- [Goal] Copy every line, leaving nothing out and adding nothing.

- [Dataset excerpt]
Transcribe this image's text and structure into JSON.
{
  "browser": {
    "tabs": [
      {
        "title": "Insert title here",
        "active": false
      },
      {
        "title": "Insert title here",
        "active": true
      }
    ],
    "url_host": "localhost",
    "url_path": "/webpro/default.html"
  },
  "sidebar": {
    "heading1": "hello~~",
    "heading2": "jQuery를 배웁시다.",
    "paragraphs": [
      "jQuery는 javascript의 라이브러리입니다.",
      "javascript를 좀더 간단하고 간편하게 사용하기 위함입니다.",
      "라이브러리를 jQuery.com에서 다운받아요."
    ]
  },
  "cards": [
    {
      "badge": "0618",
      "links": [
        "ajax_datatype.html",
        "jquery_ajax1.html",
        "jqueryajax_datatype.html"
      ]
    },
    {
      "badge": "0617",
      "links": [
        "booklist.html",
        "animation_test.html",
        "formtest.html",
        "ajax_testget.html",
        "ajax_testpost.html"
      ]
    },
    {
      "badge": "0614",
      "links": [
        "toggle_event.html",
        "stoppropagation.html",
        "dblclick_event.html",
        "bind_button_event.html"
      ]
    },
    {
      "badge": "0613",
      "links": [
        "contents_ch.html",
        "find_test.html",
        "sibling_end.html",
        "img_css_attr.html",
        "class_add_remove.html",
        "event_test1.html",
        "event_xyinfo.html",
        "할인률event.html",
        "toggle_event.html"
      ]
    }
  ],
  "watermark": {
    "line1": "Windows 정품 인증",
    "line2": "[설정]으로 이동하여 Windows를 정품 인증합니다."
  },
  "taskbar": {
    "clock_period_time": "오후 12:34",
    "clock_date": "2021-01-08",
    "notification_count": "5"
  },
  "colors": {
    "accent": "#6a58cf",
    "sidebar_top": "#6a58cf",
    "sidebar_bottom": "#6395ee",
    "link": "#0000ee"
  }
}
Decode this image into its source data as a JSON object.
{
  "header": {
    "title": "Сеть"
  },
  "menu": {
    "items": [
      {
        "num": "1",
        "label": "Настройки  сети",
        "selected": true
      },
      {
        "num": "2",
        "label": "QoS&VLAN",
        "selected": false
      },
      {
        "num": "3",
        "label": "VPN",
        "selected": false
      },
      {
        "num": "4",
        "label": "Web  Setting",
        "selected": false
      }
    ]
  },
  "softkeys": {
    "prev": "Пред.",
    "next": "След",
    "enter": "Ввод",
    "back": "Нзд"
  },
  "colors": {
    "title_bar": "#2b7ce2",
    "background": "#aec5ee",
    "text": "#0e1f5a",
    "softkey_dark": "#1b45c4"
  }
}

- [Task answer]
Transcribe this image's text and structure into JSON.
{
  "browser": {
    "tabs": [
      {
        "title": "Insert title here",
        "active": false
      },
      {
        "title": "Insert title here",
        "active": true
      }
    ],
    "url_host": "localhost",
    "url_path": "/webpro/default.html"
  },
  "sidebar": {
    "heading1": "hello~~",
    "heading2": "jQuery를 배웁시다.",
    "paragraphs": [
      "jQuery는 javascript의 라이브러리입니다.",
      "javascript를 좀더 간단하고 간편하게 사용하기 위함입니다.",
      "라이브러리를 jQuery.com에서 다운받아요."
    ]
  },
  "cards": [
    {
      "badge": "0618",
      "links": [
        "ajax_datatype.html",
        "jquery_ajax1.html",
        "jqueryajax_datatype.html"
      ]
    },
    {
      "badge": "0617",
      "links": [
        "booklist.html",
        "animation_test.html",
        "formtest.html",
        "ajax_testget.html",
        "ajax_testpost.html"
      ]
    },
    {
      "badge": "0614",
      "links": [
        "toggle_event.html",
        "stoppropagation.html",
        "dblclick_event.html",
        "bind_button_event.html"
      ]
    },
    {
      "badge": "0613",
      "links": [
        "contents_ch.html",
        "find_test.html",
        "sibling_end.html",
        "img_css_attr.html",
        "class_add_remove.html",
        "event_test1.html",
        "event_xyinfo.html",
        "할인률event.html",
        "toggle_event.html"
      ]
    }
  ],
  "watermark": {
    "line1": "Windows 정품 인증",
    "line2": "[설정]으로 이동하여 Windows를 정품 인증합니다."
  },
  "taskbar": {
    "clock_period_time": "오후 12:34",
    "clock_date": "2021-01-08",
    "notification_count": "5"
  },
  "colors": {
    "accent": "#6a58cf",
    "sidebar_top": "#6a58cf",
    "sidebar_bottom": "#6395ee",
    "link": "#0000ee"
  }
}
Decode this image into its source data as a JSON object.
{
  "header": {
    "title": "Сеть"
  },
  "menu": {
    "items": [
      {
        "num": "1",
        "label": "Настройки  сети",
        "selected": true
      },
      {
        "num": "2",
        "label": "QoS&VLAN",
        "selected": false
      },
      {
        "num": "3",
        "label": "VPN",
        "selected": false
      },
      {
        "num": "4",
        "label": "Web  Setting",
        "selected": false
      }
    ]
  },
  "softkeys": {
    "prev": "Пред.",
    "next": "След",
    "enter": "Ввод",
    "back": "Нзд"
  },
  "colors": {
    "title_bar": "#2b7ce2",
    "background": "#aec5ee",
    "text": "#0e1f5a",
    "softkey_dark": "#1b45c4"
  }
}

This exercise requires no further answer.